Task objective. Go through the material below and report how many lines contain "HEDGE". Give only the number.

[Source data]

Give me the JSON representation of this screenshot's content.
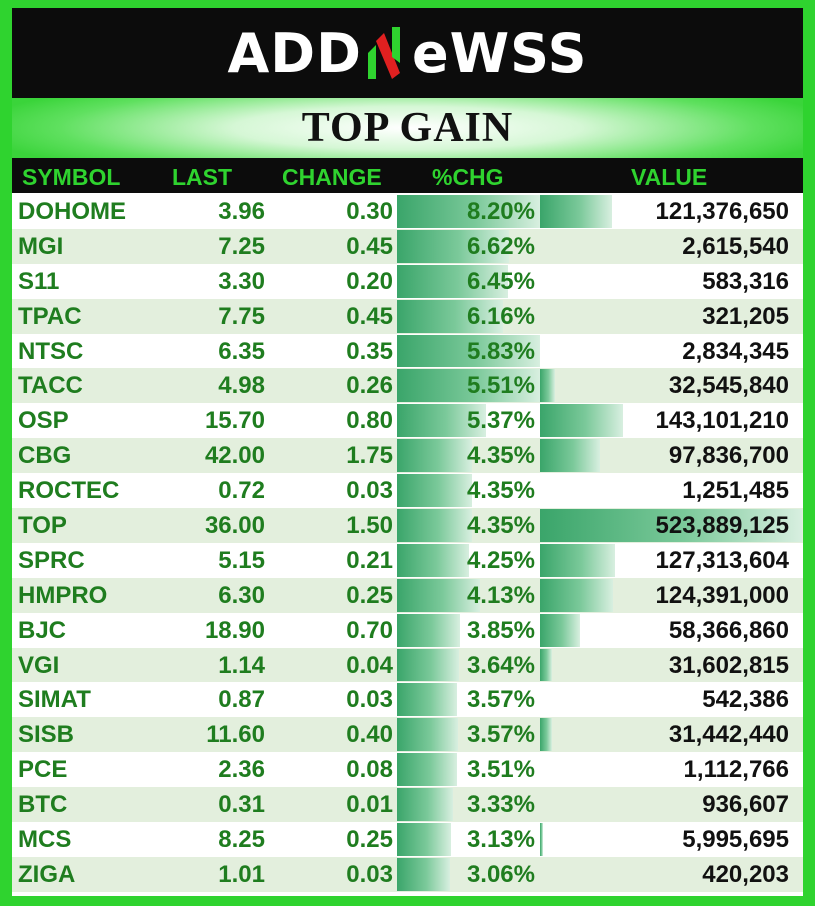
{
  "brand": {
    "logo_left": "ADD",
    "logo_right": "eWSS",
    "logo_mark": "N"
  },
  "title": "TOP GAIN",
  "headers": {
    "symbol": "SYMBOL",
    "last": "LAST",
    "change": "CHANGE",
    "pct": "%CHG",
    "value": "VALUE"
  },
  "colors": {
    "accent_green": "#2fd32f",
    "text_green": "#1f7d1f",
    "header_bg": "#0c0c0c",
    "row_alt": "#e3efdd"
  },
  "rows": [
    {
      "symbol": "DOHOME",
      "last": "3.96",
      "change": "0.30",
      "pct": "8.20%",
      "value": "121,376,650"
    },
    {
      "symbol": "MGI",
      "last": "7.25",
      "change": "0.45",
      "pct": "6.62%",
      "value": "2,615,540"
    },
    {
      "symbol": "S11",
      "last": "3.30",
      "change": "0.20",
      "pct": "6.45%",
      "value": "583,316"
    },
    {
      "symbol": "TPAC",
      "last": "7.75",
      "change": "0.45",
      "pct": "6.16%",
      "value": "321,205"
    },
    {
      "symbol": "NTSC",
      "last": "6.35",
      "change": "0.35",
      "pct": "5.83%",
      "value": "2,834,345"
    },
    {
      "symbol": "TACC",
      "last": "4.98",
      "change": "0.26",
      "pct": "5.51%",
      "value": "32,545,840"
    },
    {
      "symbol": "OSP",
      "last": "15.70",
      "change": "0.80",
      "pct": "5.37%",
      "value": "143,101,210"
    },
    {
      "symbol": "CBG",
      "last": "42.00",
      "change": "1.75",
      "pct": "4.35%",
      "value": "97,836,700"
    },
    {
      "symbol": "ROCTEC",
      "last": "0.72",
      "change": "0.03",
      "pct": "4.35%",
      "value": "1,251,485"
    },
    {
      "symbol": "TOP",
      "last": "36.00",
      "change": "1.50",
      "pct": "4.35%",
      "value": "523,889,125"
    },
    {
      "symbol": "SPRC",
      "last": "5.15",
      "change": "0.21",
      "pct": "4.25%",
      "value": "127,313,604"
    },
    {
      "symbol": "HMPRO",
      "last": "6.30",
      "change": "0.25",
      "pct": "4.13%",
      "value": "124,391,000"
    },
    {
      "symbol": "BJC",
      "last": "18.90",
      "change": "0.70",
      "pct": "3.85%",
      "value": "58,366,860"
    },
    {
      "symbol": "VGI",
      "last": "1.14",
      "change": "0.04",
      "pct": "3.64%",
      "value": "31,602,815"
    },
    {
      "symbol": "SIMAT",
      "last": "0.87",
      "change": "0.03",
      "pct": "3.57%",
      "value": "542,386"
    },
    {
      "symbol": "SISB",
      "last": "11.60",
      "change": "0.40",
      "pct": "3.57%",
      "value": "31,442,440"
    },
    {
      "symbol": "PCE",
      "last": "2.36",
      "change": "0.08",
      "pct": "3.51%",
      "value": "1,112,766"
    },
    {
      "symbol": "BTC",
      "last": "0.31",
      "change": "0.01",
      "pct": "3.33%",
      "value": "936,607"
    },
    {
      "symbol": "MCS",
      "last": "8.25",
      "change": "0.25",
      "pct": "3.13%",
      "value": "5,995,695"
    },
    {
      "symbol": "ZIGA",
      "last": "1.01",
      "change": "0.03",
      "pct": "3.06%",
      "value": "420,203"
    }
  ]
}
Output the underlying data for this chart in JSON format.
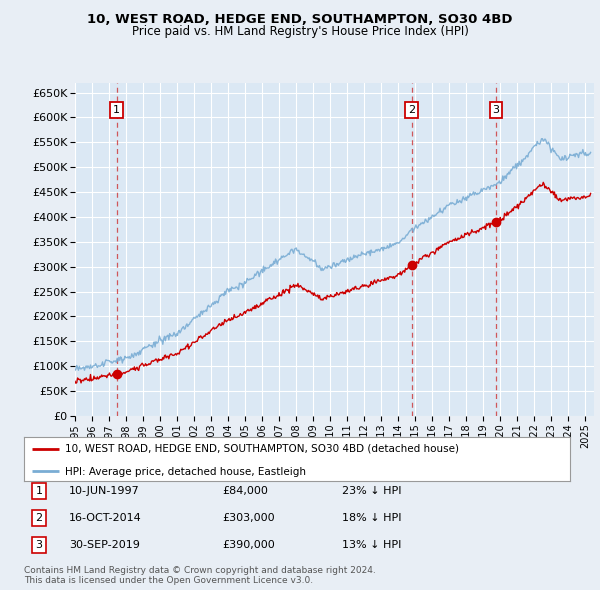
{
  "title": "10, WEST ROAD, HEDGE END, SOUTHAMPTON, SO30 4BD",
  "subtitle": "Price paid vs. HM Land Registry's House Price Index (HPI)",
  "ylim": [
    0,
    670000
  ],
  "yticks": [
    0,
    50000,
    100000,
    150000,
    200000,
    250000,
    300000,
    350000,
    400000,
    450000,
    500000,
    550000,
    600000,
    650000
  ],
  "background_color": "#e8eef5",
  "plot_bg": "#dbe8f4",
  "grid_color": "#ffffff",
  "legend_label_red": "10, WEST ROAD, HEDGE END, SOUTHAMPTON, SO30 4BD (detached house)",
  "legend_label_blue": "HPI: Average price, detached house, Eastleigh",
  "transactions": [
    {
      "num": 1,
      "date": "10-JUN-1997",
      "price": 84000,
      "pct": "23%",
      "dir": "↓",
      "year_x": 1997.44
    },
    {
      "num": 2,
      "date": "16-OCT-2014",
      "price": 303000,
      "pct": "18%",
      "dir": "↓",
      "year_x": 2014.79
    },
    {
      "num": 3,
      "date": "30-SEP-2019",
      "price": 390000,
      "pct": "13%",
      "dir": "↓",
      "year_x": 2019.75
    }
  ],
  "footer": "Contains HM Land Registry data © Crown copyright and database right 2024.\nThis data is licensed under the Open Government Licence v3.0.",
  "red_color": "#cc0000",
  "blue_color": "#7aadd4",
  "dashed_color": "#cc3333",
  "label_box_color": "#cc0000",
  "xlim_left": 1995.0,
  "xlim_right": 2025.5
}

Answer in full. 2